Quote the whole listing word for word. Do not include the pictures.

* * * * * * * * *

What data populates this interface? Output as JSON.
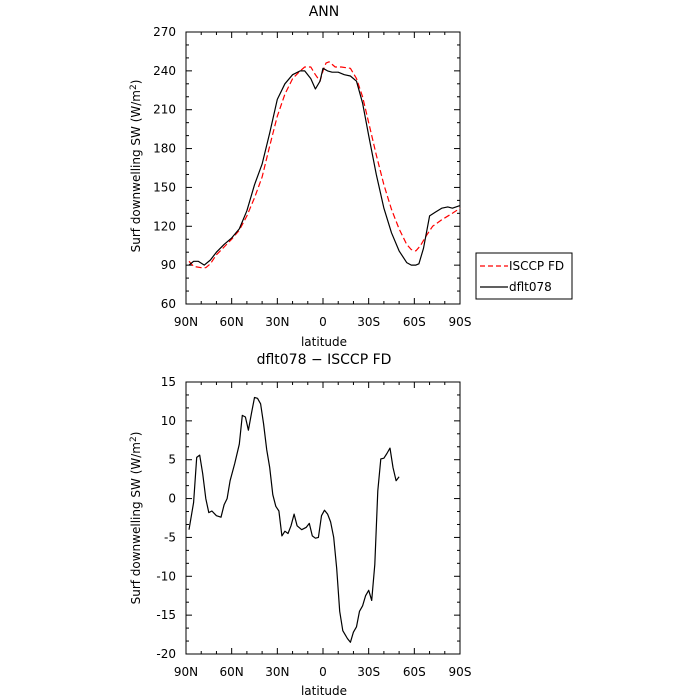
{
  "chart_data": [
    {
      "type": "line",
      "title": "ANN",
      "xlabel": "latitude",
      "ylabel_main": "Surf downwelling SW (W/m",
      "ylabel_sup": "2",
      "ylabel_close": ")",
      "xlim": [
        90,
        -90
      ],
      "ylim": [
        60,
        270
      ],
      "x_ticks": [
        {
          "value": 90,
          "label": "90N"
        },
        {
          "value": 60,
          "label": "60N"
        },
        {
          "value": 30,
          "label": "30N"
        },
        {
          "value": 0,
          "label": "0"
        },
        {
          "value": -30,
          "label": "30S"
        },
        {
          "value": -60,
          "label": "60S"
        },
        {
          "value": -90,
          "label": "90S"
        }
      ],
      "y_ticks": [
        60,
        90,
        120,
        150,
        180,
        210,
        240,
        270
      ],
      "legend_position": "right",
      "series": [
        {
          "name": "ISCCP FD",
          "color": "#ff0000",
          "dash": "dashed",
          "points": [
            [
              88,
              93
            ],
            [
              85,
              89
            ],
            [
              80,
              88
            ],
            [
              77,
              88
            ],
            [
              74,
              91
            ],
            [
              70,
              98
            ],
            [
              65,
              104
            ],
            [
              60,
              110
            ],
            [
              55,
              117
            ],
            [
              50,
              128
            ],
            [
              45,
              142
            ],
            [
              40,
              158
            ],
            [
              35,
              182
            ],
            [
              30,
              205
            ],
            [
              25,
              222
            ],
            [
              20,
              234
            ],
            [
              15,
              240
            ],
            [
              12,
              243
            ],
            [
              8,
              243
            ],
            [
              5,
              237
            ],
            [
              2,
              232
            ],
            [
              0,
              240
            ],
            [
              -2,
              246
            ],
            [
              -4,
              247
            ],
            [
              -8,
              243
            ],
            [
              -12,
              243
            ],
            [
              -18,
              242
            ],
            [
              -22,
              234
            ],
            [
              -26,
              220
            ],
            [
              -30,
              200
            ],
            [
              -35,
              175
            ],
            [
              -40,
              152
            ],
            [
              -45,
              133
            ],
            [
              -50,
              118
            ],
            [
              -55,
              106
            ],
            [
              -58,
              102
            ],
            [
              -61,
              101
            ],
            [
              -64,
              105
            ],
            [
              -68,
              113
            ],
            [
              -72,
              120
            ],
            [
              -78,
              125
            ],
            [
              -85,
              130
            ],
            [
              -90,
              134
            ]
          ]
        },
        {
          "name": "dflt078",
          "color": "#000000",
          "dash": "solid",
          "points": [
            [
              88,
              90
            ],
            [
              85,
              93
            ],
            [
              82,
              93
            ],
            [
              78,
              90
            ],
            [
              74,
              94
            ],
            [
              70,
              100
            ],
            [
              65,
              106
            ],
            [
              60,
              111
            ],
            [
              55,
              118
            ],
            [
              50,
              132
            ],
            [
              45,
              152
            ],
            [
              40,
              168
            ],
            [
              35,
              192
            ],
            [
              30,
              218
            ],
            [
              25,
              230
            ],
            [
              20,
              237
            ],
            [
              15,
              240
            ],
            [
              12,
              240
            ],
            [
              8,
              234
            ],
            [
              5,
              226
            ],
            [
              2,
              232
            ],
            [
              0,
              242
            ],
            [
              -3,
              240
            ],
            [
              -6,
              239
            ],
            [
              -10,
              239
            ],
            [
              -14,
              237
            ],
            [
              -18,
              236
            ],
            [
              -22,
              232
            ],
            [
              -26,
              215
            ],
            [
              -30,
              190
            ],
            [
              -35,
              160
            ],
            [
              -40,
              134
            ],
            [
              -45,
              115
            ],
            [
              -50,
              101
            ],
            [
              -55,
              92
            ],
            [
              -58,
              90
            ],
            [
              -61,
              90
            ],
            [
              -63,
              91
            ],
            [
              -66,
              103
            ],
            [
              -70,
              128
            ],
            [
              -74,
              131
            ],
            [
              -78,
              134
            ],
            [
              -82,
              135
            ],
            [
              -85,
              134
            ],
            [
              -90,
              136
            ]
          ]
        }
      ]
    },
    {
      "type": "line",
      "title": "dflt078 − ISCCP FD",
      "xlabel": "latitude",
      "ylabel_main": "Surf downwelling SW (W/m",
      "ylabel_sup": "2",
      "ylabel_close": ")",
      "xlim": [
        90,
        -90
      ],
      "ylim": [
        -20,
        15
      ],
      "x_ticks": [
        {
          "value": 90,
          "label": "90N"
        },
        {
          "value": 60,
          "label": "60N"
        },
        {
          "value": 30,
          "label": "30N"
        },
        {
          "value": 0,
          "label": "0"
        },
        {
          "value": -30,
          "label": "30S"
        },
        {
          "value": -60,
          "label": "60S"
        },
        {
          "value": -90,
          "label": "90S"
        }
      ],
      "y_ticks": [
        -20,
        -15,
        -10,
        -5,
        0,
        5,
        10,
        15
      ],
      "series": [
        {
          "color": "#000000",
          "dash": "solid",
          "points": [
            [
              88,
              -4
            ],
            [
              85,
              -0.5
            ],
            [
              83,
              5.3
            ],
            [
              81,
              5.6
            ],
            [
              79,
              3.2
            ],
            [
              77,
              0
            ],
            [
              75,
              -1.8
            ],
            [
              73,
              -1.6
            ],
            [
              70,
              -2.2
            ],
            [
              67,
              -2.4
            ],
            [
              65,
              -0.8
            ],
            [
              63,
              0
            ],
            [
              61,
              2.3
            ],
            [
              58,
              4.5
            ],
            [
              55,
              7
            ],
            [
              53,
              10.7
            ],
            [
              51,
              10.5
            ],
            [
              49,
              8.8
            ],
            [
              47,
              11
            ],
            [
              45,
              13
            ],
            [
              43,
              12.9
            ],
            [
              41,
              12.2
            ],
            [
              39,
              9.6
            ],
            [
              37,
              6.3
            ],
            [
              35,
              4
            ],
            [
              33,
              0.5
            ],
            [
              31,
              -1
            ],
            [
              29,
              -1.6
            ],
            [
              27,
              -4.8
            ],
            [
              25,
              -4.2
            ],
            [
              23,
              -4.5
            ],
            [
              21,
              -3.5
            ],
            [
              19,
              -2
            ],
            [
              17,
              -3.5
            ],
            [
              14,
              -4
            ],
            [
              11,
              -3.7
            ],
            [
              9,
              -3.2
            ],
            [
              7,
              -4.8
            ],
            [
              5,
              -5.1
            ],
            [
              3,
              -5
            ],
            [
              1,
              -2.2
            ],
            [
              -1,
              -1.5
            ],
            [
              -3,
              -2
            ],
            [
              -5,
              -3
            ],
            [
              -7,
              -5
            ],
            [
              -9,
              -9
            ],
            [
              -11,
              -14.5
            ],
            [
              -13,
              -17
            ],
            [
              -16,
              -18
            ],
            [
              -18,
              -18.5
            ],
            [
              -20,
              -17.2
            ],
            [
              -22,
              -16.5
            ],
            [
              -24,
              -14.5
            ],
            [
              -26,
              -13.8
            ],
            [
              -28,
              -12.5
            ],
            [
              -30,
              -11.8
            ],
            [
              -32,
              -13.1
            ],
            [
              -34,
              -8.5
            ],
            [
              -36,
              1
            ],
            [
              -38,
              5.1
            ],
            [
              -40,
              5.2
            ],
            [
              -42,
              5.8
            ],
            [
              -44,
              6.5
            ],
            [
              -46,
              4
            ],
            [
              -48,
              2.3
            ],
            [
              -50,
              2.8
            ]
          ]
        }
      ]
    }
  ]
}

* * * * * * * * *

The response:
What data populates this interface? Output as JSON.
{
  "chart_data": [
    {
      "type": "line",
      "title": "ANN",
      "xlabel": "latitude",
      "ylabel_main": "Surf downwelling SW (W/m",
      "ylabel_sup": "2",
      "ylabel_close": ")",
      "xlim": [
        90,
        -90
      ],
      "ylim": [
        60,
        270
      ],
      "x_ticks": [
        {
          "value": 90,
          "label": "90N"
        },
        {
          "value": 60,
          "label": "60N"
        },
        {
          "value": 30,
          "label": "30N"
        },
        {
          "value": 0,
          "label": "0"
        },
        {
          "value": -30,
          "label": "30S"
        },
        {
          "value": -60,
          "label": "60S"
        },
        {
          "value": -90,
          "label": "90S"
        }
      ],
      "y_ticks": [
        60,
        90,
        120,
        150,
        180,
        210,
        240,
        270
      ],
      "legend_position": "right",
      "series": [
        {
          "name": "ISCCP FD",
          "color": "#ff0000",
          "dash": "dashed",
          "points": [
            [
              88,
              93
            ],
            [
              85,
              89
            ],
            [
              80,
              88
            ],
            [
              77,
              88
            ],
            [
              74,
              91
            ],
            [
              70,
              98
            ],
            [
              65,
              104
            ],
            [
              60,
              110
            ],
            [
              55,
              117
            ],
            [
              50,
              128
            ],
            [
              45,
              142
            ],
            [
              40,
              158
            ],
            [
              35,
              182
            ],
            [
              30,
              205
            ],
            [
              25,
              222
            ],
            [
              20,
              234
            ],
            [
              15,
              240
            ],
            [
              12,
              243
            ],
            [
              8,
              243
            ],
            [
              5,
              237
            ],
            [
              2,
              232
            ],
            [
              0,
              240
            ],
            [
              -2,
              246
            ],
            [
              -4,
              247
            ],
            [
              -8,
              243
            ],
            [
              -12,
              243
            ],
            [
              -18,
              242
            ],
            [
              -22,
              234
            ],
            [
              -26,
              220
            ],
            [
              -30,
              200
            ],
            [
              -35,
              175
            ],
            [
              -40,
              152
            ],
            [
              -45,
              133
            ],
            [
              -50,
              118
            ],
            [
              -55,
              106
            ],
            [
              -58,
              102
            ],
            [
              -61,
              101
            ],
            [
              -64,
              105
            ],
            [
              -68,
              113
            ],
            [
              -72,
              120
            ],
            [
              -78,
              125
            ],
            [
              -85,
              130
            ],
            [
              -90,
              134
            ]
          ]
        },
        {
          "name": "dflt078",
          "color": "#000000",
          "dash": "solid",
          "points": [
            [
              88,
              90
            ],
            [
              85,
              93
            ],
            [
              82,
              93
            ],
            [
              78,
              90
            ],
            [
              74,
              94
            ],
            [
              70,
              100
            ],
            [
              65,
              106
            ],
            [
              60,
              111
            ],
            [
              55,
              118
            ],
            [
              50,
              132
            ],
            [
              45,
              152
            ],
            [
              40,
              168
            ],
            [
              35,
              192
            ],
            [
              30,
              218
            ],
            [
              25,
              230
            ],
            [
              20,
              237
            ],
            [
              15,
              240
            ],
            [
              12,
              240
            ],
            [
              8,
              234
            ],
            [
              5,
              226
            ],
            [
              2,
              232
            ],
            [
              0,
              242
            ],
            [
              -3,
              240
            ],
            [
              -6,
              239
            ],
            [
              -10,
              239
            ],
            [
              -14,
              237
            ],
            [
              -18,
              236
            ],
            [
              -22,
              232
            ],
            [
              -26,
              215
            ],
            [
              -30,
              190
            ],
            [
              -35,
              160
            ],
            [
              -40,
              134
            ],
            [
              -45,
              115
            ],
            [
              -50,
              101
            ],
            [
              -55,
              92
            ],
            [
              -58,
              90
            ],
            [
              -61,
              90
            ],
            [
              -63,
              91
            ],
            [
              -66,
              103
            ],
            [
              -70,
              128
            ],
            [
              -74,
              131
            ],
            [
              -78,
              134
            ],
            [
              -82,
              135
            ],
            [
              -85,
              134
            ],
            [
              -90,
              136
            ]
          ]
        }
      ]
    },
    {
      "type": "line",
      "title": "dflt078 − ISCCP FD",
      "xlabel": "latitude",
      "ylabel_main": "Surf downwelling SW (W/m",
      "ylabel_sup": "2",
      "ylabel_close": ")",
      "xlim": [
        90,
        -90
      ],
      "ylim": [
        -20,
        15
      ],
      "x_ticks": [
        {
          "value": 90,
          "label": "90N"
        },
        {
          "value": 60,
          "label": "60N"
        },
        {
          "value": 30,
          "label": "30N"
        },
        {
          "value": 0,
          "label": "0"
        },
        {
          "value": -30,
          "label": "30S"
        },
        {
          "value": -60,
          "label": "60S"
        },
        {
          "value": -90,
          "label": "90S"
        }
      ],
      "y_ticks": [
        -20,
        -15,
        -10,
        -5,
        0,
        5,
        10,
        15
      ],
      "series": [
        {
          "color": "#000000",
          "dash": "solid",
          "points": [
            [
              88,
              -4
            ],
            [
              85,
              -0.5
            ],
            [
              83,
              5.3
            ],
            [
              81,
              5.6
            ],
            [
              79,
              3.2
            ],
            [
              77,
              0
            ],
            [
              75,
              -1.8
            ],
            [
              73,
              -1.6
            ],
            [
              70,
              -2.2
            ],
            [
              67,
              -2.4
            ],
            [
              65,
              -0.8
            ],
            [
              63,
              0
            ],
            [
              61,
              2.3
            ],
            [
              58,
              4.5
            ],
            [
              55,
              7
            ],
            [
              53,
              10.7
            ],
            [
              51,
              10.5
            ],
            [
              49,
              8.8
            ],
            [
              47,
              11
            ],
            [
              45,
              13
            ],
            [
              43,
              12.9
            ],
            [
              41,
              12.2
            ],
            [
              39,
              9.6
            ],
            [
              37,
              6.3
            ],
            [
              35,
              4
            ],
            [
              33,
              0.5
            ],
            [
              31,
              -1
            ],
            [
              29,
              -1.6
            ],
            [
              27,
              -4.8
            ],
            [
              25,
              -4.2
            ],
            [
              23,
              -4.5
            ],
            [
              21,
              -3.5
            ],
            [
              19,
              -2
            ],
            [
              17,
              -3.5
            ],
            [
              14,
              -4
            ],
            [
              11,
              -3.7
            ],
            [
              9,
              -3.2
            ],
            [
              7,
              -4.8
            ],
            [
              5,
              -5.1
            ],
            [
              3,
              -5
            ],
            [
              1,
              -2.2
            ],
            [
              -1,
              -1.5
            ],
            [
              -3,
              -2
            ],
            [
              -5,
              -3
            ],
            [
              -7,
              -5
            ],
            [
              -9,
              -9
            ],
            [
              -11,
              -14.5
            ],
            [
              -13,
              -17
            ],
            [
              -16,
              -18
            ],
            [
              -18,
              -18.5
            ],
            [
              -20,
              -17.2
            ],
            [
              -22,
              -16.5
            ],
            [
              -24,
              -14.5
            ],
            [
              -26,
              -13.8
            ],
            [
              -28,
              -12.5
            ],
            [
              -30,
              -11.8
            ],
            [
              -32,
              -13.1
            ],
            [
              -34,
              -8.5
            ],
            [
              -36,
              1
            ],
            [
              -38,
              5.1
            ],
            [
              -40,
              5.2
            ],
            [
              -42,
              5.8
            ],
            [
              -44,
              6.5
            ],
            [
              -46,
              4
            ],
            [
              -48,
              2.3
            ],
            [
              -50,
              2.8
            ]
          ]
        }
      ]
    }
  ]
}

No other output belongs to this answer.